* _Data excerpts_:
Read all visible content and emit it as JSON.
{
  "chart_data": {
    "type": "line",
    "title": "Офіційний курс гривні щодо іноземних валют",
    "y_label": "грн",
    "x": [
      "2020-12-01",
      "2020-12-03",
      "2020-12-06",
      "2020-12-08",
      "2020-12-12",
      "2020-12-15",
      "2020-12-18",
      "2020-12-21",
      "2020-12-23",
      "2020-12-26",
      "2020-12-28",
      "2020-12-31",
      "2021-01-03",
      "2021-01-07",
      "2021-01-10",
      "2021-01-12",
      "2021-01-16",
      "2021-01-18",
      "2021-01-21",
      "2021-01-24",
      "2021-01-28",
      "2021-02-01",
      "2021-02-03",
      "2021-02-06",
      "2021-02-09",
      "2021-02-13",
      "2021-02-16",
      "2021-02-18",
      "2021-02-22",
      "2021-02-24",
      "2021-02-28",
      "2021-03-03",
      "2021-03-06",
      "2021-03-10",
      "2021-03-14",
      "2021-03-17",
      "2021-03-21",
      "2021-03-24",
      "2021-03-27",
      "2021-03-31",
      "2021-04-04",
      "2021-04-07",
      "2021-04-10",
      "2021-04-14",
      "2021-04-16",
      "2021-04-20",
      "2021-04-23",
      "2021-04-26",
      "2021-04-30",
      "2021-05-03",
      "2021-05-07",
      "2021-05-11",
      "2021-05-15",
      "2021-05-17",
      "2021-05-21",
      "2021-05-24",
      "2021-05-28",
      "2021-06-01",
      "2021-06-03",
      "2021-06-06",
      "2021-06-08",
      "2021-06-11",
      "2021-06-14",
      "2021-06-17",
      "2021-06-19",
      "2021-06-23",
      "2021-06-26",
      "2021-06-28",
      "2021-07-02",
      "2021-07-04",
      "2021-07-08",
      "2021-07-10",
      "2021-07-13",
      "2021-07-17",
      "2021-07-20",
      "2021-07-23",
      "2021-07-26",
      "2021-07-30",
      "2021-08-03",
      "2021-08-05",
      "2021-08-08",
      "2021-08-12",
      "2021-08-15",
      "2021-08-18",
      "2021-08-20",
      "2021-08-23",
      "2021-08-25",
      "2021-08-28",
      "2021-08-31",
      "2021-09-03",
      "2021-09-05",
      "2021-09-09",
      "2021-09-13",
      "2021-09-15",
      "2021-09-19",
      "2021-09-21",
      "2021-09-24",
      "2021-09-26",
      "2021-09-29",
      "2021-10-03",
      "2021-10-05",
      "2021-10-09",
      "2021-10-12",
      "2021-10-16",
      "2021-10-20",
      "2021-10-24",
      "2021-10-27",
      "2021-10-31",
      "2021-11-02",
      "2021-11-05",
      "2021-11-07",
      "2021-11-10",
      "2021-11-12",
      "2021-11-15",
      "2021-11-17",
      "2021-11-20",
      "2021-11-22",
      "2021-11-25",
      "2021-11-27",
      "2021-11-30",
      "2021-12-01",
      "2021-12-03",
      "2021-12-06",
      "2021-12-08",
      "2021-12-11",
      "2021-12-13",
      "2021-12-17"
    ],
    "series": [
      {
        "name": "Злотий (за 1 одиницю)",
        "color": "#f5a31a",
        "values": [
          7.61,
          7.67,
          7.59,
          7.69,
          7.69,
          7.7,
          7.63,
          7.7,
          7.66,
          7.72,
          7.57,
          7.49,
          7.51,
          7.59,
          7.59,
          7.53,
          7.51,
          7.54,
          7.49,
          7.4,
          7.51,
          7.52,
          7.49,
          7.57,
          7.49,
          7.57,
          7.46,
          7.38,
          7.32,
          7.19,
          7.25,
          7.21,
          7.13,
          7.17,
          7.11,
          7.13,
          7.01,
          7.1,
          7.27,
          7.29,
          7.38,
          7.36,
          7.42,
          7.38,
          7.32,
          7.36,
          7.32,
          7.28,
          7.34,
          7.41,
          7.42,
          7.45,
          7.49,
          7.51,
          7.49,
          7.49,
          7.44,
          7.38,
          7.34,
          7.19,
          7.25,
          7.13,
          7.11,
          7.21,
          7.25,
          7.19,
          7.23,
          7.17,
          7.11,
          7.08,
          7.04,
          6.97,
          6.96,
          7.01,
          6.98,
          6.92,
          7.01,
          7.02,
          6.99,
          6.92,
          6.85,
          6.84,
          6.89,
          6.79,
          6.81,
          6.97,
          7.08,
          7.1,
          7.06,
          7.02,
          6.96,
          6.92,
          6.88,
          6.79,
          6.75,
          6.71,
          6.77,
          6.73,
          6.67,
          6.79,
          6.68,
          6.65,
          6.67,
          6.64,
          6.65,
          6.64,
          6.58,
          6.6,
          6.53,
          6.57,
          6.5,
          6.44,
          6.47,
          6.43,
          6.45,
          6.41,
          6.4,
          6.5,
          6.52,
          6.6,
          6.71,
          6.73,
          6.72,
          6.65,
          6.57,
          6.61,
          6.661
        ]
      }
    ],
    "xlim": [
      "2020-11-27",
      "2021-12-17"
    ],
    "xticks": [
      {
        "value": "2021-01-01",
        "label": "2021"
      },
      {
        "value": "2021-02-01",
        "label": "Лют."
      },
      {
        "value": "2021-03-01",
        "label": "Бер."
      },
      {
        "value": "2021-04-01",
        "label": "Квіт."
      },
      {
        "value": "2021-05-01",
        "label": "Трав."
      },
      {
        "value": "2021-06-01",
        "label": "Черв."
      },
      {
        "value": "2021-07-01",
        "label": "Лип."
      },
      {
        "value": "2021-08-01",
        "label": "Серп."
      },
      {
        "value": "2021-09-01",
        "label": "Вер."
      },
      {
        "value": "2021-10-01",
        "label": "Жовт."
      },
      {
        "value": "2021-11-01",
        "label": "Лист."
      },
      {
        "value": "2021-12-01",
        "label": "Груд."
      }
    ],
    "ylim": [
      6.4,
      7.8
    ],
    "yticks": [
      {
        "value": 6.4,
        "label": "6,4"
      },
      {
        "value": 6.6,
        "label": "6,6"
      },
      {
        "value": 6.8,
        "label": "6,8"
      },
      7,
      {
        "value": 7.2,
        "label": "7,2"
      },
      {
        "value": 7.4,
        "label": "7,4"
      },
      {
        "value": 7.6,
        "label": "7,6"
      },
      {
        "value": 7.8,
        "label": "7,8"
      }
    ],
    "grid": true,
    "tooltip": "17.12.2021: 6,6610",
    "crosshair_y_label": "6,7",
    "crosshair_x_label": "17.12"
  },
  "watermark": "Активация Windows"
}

* _Given request_: Go through the listing above and restate it word for word.

* _Exercise result_:
Read all visible content and emit it as JSON.
{
  "chart_data": {
    "type": "line",
    "title": "Офіційний курс гривні щодо іноземних валют",
    "y_label": "грн",
    "x": [
      "2020-12-01",
      "2020-12-03",
      "2020-12-06",
      "2020-12-08",
      "2020-12-12",
      "2020-12-15",
      "2020-12-18",
      "2020-12-21",
      "2020-12-23",
      "2020-12-26",
      "2020-12-28",
      "2020-12-31",
      "2021-01-03",
      "2021-01-07",
      "2021-01-10",
      "2021-01-12",
      "2021-01-16",
      "2021-01-18",
      "2021-01-21",
      "2021-01-24",
      "2021-01-28",
      "2021-02-01",
      "2021-02-03",
      "2021-02-06",
      "2021-02-09",
      "2021-02-13",
      "2021-02-16",
      "2021-02-18",
      "2021-02-22",
      "2021-02-24",
      "2021-02-28",
      "2021-03-03",
      "2021-03-06",
      "2021-03-10",
      "2021-03-14",
      "2021-03-17",
      "2021-03-21",
      "2021-03-24",
      "2021-03-27",
      "2021-03-31",
      "2021-04-04",
      "2021-04-07",
      "2021-04-10",
      "2021-04-14",
      "2021-04-16",
      "2021-04-20",
      "2021-04-23",
      "2021-04-26",
      "2021-04-30",
      "2021-05-03",
      "2021-05-07",
      "2021-05-11",
      "2021-05-15",
      "2021-05-17",
      "2021-05-21",
      "2021-05-24",
      "2021-05-28",
      "2021-06-01",
      "2021-06-03",
      "2021-06-06",
      "2021-06-08",
      "2021-06-11",
      "2021-06-14",
      "2021-06-17",
      "2021-06-19",
      "2021-06-23",
      "2021-06-26",
      "2021-06-28",
      "2021-07-02",
      "2021-07-04",
      "2021-07-08",
      "2021-07-10",
      "2021-07-13",
      "2021-07-17",
      "2021-07-20",
      "2021-07-23",
      "2021-07-26",
      "2021-07-30",
      "2021-08-03",
      "2021-08-05",
      "2021-08-08",
      "2021-08-12",
      "2021-08-15",
      "2021-08-18",
      "2021-08-20",
      "2021-08-23",
      "2021-08-25",
      "2021-08-28",
      "2021-08-31",
      "2021-09-03",
      "2021-09-05",
      "2021-09-09",
      "2021-09-13",
      "2021-09-15",
      "2021-09-19",
      "2021-09-21",
      "2021-09-24",
      "2021-09-26",
      "2021-09-29",
      "2021-10-03",
      "2021-10-05",
      "2021-10-09",
      "2021-10-12",
      "2021-10-16",
      "2021-10-20",
      "2021-10-24",
      "2021-10-27",
      "2021-10-31",
      "2021-11-02",
      "2021-11-05",
      "2021-11-07",
      "2021-11-10",
      "2021-11-12",
      "2021-11-15",
      "2021-11-17",
      "2021-11-20",
      "2021-11-22",
      "2021-11-25",
      "2021-11-27",
      "2021-11-30",
      "2021-12-01",
      "2021-12-03",
      "2021-12-06",
      "2021-12-08",
      "2021-12-11",
      "2021-12-13",
      "2021-12-17"
    ],
    "series": [
      {
        "name": "Злотий (за 1 одиницю)",
        "color": "#f5a31a",
        "values": [
          7.61,
          7.67,
          7.59,
          7.69,
          7.69,
          7.7,
          7.63,
          7.7,
          7.66,
          7.72,
          7.57,
          7.49,
          7.51,
          7.59,
          7.59,
          7.53,
          7.51,
          7.54,
          7.49,
          7.4,
          7.51,
          7.52,
          7.49,
          7.57,
          7.49,
          7.57,
          7.46,
          7.38,
          7.32,
          7.19,
          7.25,
          7.21,
          7.13,
          7.17,
          7.11,
          7.13,
          7.01,
          7.1,
          7.27,
          7.29,
          7.38,
          7.36,
          7.42,
          7.38,
          7.32,
          7.36,
          7.32,
          7.28,
          7.34,
          7.41,
          7.42,
          7.45,
          7.49,
          7.51,
          7.49,
          7.49,
          7.44,
          7.38,
          7.34,
          7.19,
          7.25,
          7.13,
          7.11,
          7.21,
          7.25,
          7.19,
          7.23,
          7.17,
          7.11,
          7.08,
          7.04,
          6.97,
          6.96,
          7.01,
          6.98,
          6.92,
          7.01,
          7.02,
          6.99,
          6.92,
          6.85,
          6.84,
          6.89,
          6.79,
          6.81,
          6.97,
          7.08,
          7.1,
          7.06,
          7.02,
          6.96,
          6.92,
          6.88,
          6.79,
          6.75,
          6.71,
          6.77,
          6.73,
          6.67,
          6.79,
          6.68,
          6.65,
          6.67,
          6.64,
          6.65,
          6.64,
          6.58,
          6.6,
          6.53,
          6.57,
          6.5,
          6.44,
          6.47,
          6.43,
          6.45,
          6.41,
          6.4,
          6.5,
          6.52,
          6.6,
          6.71,
          6.73,
          6.72,
          6.65,
          6.57,
          6.61,
          6.661
        ]
      }
    ],
    "xlim": [
      "2020-11-27",
      "2021-12-17"
    ],
    "xticks": [
      {
        "value": "2021-01-01",
        "label": "2021"
      },
      {
        "value": "2021-02-01",
        "label": "Лют."
      },
      {
        "value": "2021-03-01",
        "label": "Бер."
      },
      {
        "value": "2021-04-01",
        "label": "Квіт."
      },
      {
        "value": "2021-05-01",
        "label": "Трав."
      },
      {
        "value": "2021-06-01",
        "label": "Черв."
      },
      {
        "value": "2021-07-01",
        "label": "Лип."
      },
      {
        "value": "2021-08-01",
        "label": "Серп."
      },
      {
        "value": "2021-09-01",
        "label": "Вер."
      },
      {
        "value": "2021-10-01",
        "label": "Жовт."
      },
      {
        "value": "2021-11-01",
        "label": "Лист."
      },
      {
        "value": "2021-12-01",
        "label": "Груд."
      }
    ],
    "ylim": [
      6.4,
      7.8
    ],
    "yticks": [
      {
        "value": 6.4,
        "label": "6,4"
      },
      {
        "value": 6.6,
        "label": "6,6"
      },
      {
        "value": 6.8,
        "label": "6,8"
      },
      7,
      {
        "value": 7.2,
        "label": "7,2"
      },
      {
        "value": 7.4,
        "label": "7,4"
      },
      {
        "value": 7.6,
        "label": "7,6"
      },
      {
        "value": 7.8,
        "label": "7,8"
      }
    ],
    "grid": true,
    "tooltip": "17.12.2021: 6,6610",
    "crosshair_y_label": "6,7",
    "crosshair_x_label": "17.12"
  },
  "watermark": "Активация Windows"
}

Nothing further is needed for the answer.